▶ EXERCISE DIRECTIONS
Answer with a single number, the count of lines holding the word "object".

---

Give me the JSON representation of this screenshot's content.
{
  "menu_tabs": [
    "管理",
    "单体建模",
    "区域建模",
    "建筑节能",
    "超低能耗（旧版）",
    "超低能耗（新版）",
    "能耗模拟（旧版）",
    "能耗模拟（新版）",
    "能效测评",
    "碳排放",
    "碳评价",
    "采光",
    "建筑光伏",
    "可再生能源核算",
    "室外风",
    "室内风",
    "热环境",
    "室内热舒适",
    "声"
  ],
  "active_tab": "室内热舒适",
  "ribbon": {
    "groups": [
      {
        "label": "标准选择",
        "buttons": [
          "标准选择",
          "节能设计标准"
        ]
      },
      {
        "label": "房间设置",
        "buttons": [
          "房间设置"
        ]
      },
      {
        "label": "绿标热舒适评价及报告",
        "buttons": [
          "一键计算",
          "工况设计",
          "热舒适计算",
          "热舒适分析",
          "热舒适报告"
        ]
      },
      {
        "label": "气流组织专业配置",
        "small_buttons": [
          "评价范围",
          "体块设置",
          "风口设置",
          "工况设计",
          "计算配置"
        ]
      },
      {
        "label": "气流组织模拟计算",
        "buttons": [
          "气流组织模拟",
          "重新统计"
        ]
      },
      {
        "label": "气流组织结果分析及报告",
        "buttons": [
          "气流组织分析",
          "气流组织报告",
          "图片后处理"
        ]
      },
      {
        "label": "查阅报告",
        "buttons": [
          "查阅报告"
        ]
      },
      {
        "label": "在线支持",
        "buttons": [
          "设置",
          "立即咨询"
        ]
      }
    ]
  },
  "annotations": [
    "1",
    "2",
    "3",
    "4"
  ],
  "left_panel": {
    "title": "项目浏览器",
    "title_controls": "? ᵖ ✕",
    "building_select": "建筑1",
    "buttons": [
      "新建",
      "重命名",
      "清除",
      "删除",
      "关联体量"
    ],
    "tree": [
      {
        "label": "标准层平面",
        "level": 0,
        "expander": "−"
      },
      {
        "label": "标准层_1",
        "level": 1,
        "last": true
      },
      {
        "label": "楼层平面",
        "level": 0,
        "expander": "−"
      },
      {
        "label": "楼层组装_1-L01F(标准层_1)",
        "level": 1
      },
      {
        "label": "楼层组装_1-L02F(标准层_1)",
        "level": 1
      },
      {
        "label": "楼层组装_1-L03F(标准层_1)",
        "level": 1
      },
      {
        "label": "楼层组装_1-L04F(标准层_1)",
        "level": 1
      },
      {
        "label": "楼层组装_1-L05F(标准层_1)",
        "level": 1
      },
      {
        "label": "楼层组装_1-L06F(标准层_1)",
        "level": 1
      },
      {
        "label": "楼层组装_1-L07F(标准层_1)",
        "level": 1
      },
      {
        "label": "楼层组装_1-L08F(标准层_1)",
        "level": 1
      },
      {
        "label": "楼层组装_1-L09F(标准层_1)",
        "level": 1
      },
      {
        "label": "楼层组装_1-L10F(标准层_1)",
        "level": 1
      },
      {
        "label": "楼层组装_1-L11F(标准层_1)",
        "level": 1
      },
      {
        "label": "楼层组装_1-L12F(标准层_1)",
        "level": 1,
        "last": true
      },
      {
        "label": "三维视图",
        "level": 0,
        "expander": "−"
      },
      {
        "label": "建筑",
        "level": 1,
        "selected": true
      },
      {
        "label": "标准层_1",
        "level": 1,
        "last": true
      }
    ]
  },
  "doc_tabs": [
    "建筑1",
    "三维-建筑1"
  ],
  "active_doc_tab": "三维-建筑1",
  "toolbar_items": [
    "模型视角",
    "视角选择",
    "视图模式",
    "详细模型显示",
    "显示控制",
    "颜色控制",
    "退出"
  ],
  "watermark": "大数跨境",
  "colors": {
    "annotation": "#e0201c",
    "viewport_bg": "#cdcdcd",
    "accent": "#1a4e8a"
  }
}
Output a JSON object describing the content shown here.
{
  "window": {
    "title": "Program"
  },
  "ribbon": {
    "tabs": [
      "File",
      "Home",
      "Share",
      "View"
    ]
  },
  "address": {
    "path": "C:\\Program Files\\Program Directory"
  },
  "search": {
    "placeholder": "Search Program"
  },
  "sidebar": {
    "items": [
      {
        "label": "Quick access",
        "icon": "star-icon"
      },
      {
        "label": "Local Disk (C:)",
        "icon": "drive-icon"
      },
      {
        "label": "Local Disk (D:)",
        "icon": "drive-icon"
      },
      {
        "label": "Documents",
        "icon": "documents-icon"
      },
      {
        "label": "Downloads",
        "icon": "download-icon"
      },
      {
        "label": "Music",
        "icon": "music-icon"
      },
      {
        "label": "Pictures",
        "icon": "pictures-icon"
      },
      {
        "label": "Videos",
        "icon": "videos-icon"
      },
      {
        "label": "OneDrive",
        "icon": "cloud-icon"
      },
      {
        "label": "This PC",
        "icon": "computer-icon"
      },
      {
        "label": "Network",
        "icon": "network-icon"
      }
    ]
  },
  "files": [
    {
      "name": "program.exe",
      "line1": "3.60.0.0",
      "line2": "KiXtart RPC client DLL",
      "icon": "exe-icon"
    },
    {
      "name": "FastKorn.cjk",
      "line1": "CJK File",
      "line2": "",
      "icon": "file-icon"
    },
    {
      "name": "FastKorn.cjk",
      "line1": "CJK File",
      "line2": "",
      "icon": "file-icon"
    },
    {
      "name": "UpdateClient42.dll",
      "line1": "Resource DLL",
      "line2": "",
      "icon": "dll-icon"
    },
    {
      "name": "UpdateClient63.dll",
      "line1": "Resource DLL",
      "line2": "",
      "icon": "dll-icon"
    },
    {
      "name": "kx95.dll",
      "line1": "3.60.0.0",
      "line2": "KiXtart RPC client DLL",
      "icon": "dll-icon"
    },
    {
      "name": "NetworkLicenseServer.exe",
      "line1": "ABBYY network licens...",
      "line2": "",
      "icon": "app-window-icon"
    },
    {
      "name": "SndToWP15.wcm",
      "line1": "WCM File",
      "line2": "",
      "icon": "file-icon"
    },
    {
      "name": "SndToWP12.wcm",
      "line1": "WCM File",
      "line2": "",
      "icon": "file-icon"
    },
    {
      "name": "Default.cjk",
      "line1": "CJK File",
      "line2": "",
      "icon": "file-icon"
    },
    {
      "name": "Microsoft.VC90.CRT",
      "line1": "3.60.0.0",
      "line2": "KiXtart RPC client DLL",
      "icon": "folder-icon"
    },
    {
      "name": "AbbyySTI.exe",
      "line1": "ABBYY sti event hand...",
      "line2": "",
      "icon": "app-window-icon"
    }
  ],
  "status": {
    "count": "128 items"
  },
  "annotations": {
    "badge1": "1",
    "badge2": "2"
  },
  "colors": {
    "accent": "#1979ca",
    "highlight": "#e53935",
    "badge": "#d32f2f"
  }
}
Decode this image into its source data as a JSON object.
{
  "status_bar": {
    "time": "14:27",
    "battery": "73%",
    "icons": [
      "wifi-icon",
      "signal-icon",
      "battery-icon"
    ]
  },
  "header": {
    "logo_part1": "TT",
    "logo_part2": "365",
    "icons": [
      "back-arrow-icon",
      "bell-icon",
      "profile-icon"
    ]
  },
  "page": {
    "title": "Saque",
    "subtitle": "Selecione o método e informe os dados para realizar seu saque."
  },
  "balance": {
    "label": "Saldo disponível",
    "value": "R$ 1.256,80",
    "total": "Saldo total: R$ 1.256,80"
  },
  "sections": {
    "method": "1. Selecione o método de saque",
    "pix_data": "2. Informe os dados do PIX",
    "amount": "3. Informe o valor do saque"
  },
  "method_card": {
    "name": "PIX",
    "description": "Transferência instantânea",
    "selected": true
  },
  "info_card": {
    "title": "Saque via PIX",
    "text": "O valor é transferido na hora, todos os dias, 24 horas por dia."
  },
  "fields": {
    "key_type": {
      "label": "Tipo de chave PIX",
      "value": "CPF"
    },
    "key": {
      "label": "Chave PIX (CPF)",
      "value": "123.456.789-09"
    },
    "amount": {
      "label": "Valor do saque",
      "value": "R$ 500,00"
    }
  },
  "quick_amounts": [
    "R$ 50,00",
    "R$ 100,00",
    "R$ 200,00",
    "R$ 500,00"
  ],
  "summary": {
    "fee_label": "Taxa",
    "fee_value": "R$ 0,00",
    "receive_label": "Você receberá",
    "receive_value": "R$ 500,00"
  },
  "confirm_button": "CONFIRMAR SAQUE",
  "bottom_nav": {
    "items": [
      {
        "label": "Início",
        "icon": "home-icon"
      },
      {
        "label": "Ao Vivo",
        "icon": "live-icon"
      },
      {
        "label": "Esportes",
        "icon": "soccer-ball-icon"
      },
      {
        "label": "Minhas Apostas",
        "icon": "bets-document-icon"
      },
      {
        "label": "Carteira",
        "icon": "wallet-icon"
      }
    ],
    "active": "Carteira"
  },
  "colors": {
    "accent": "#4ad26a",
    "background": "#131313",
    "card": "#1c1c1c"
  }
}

---

▶ OUTPUT FOR THIS EXERCISE
2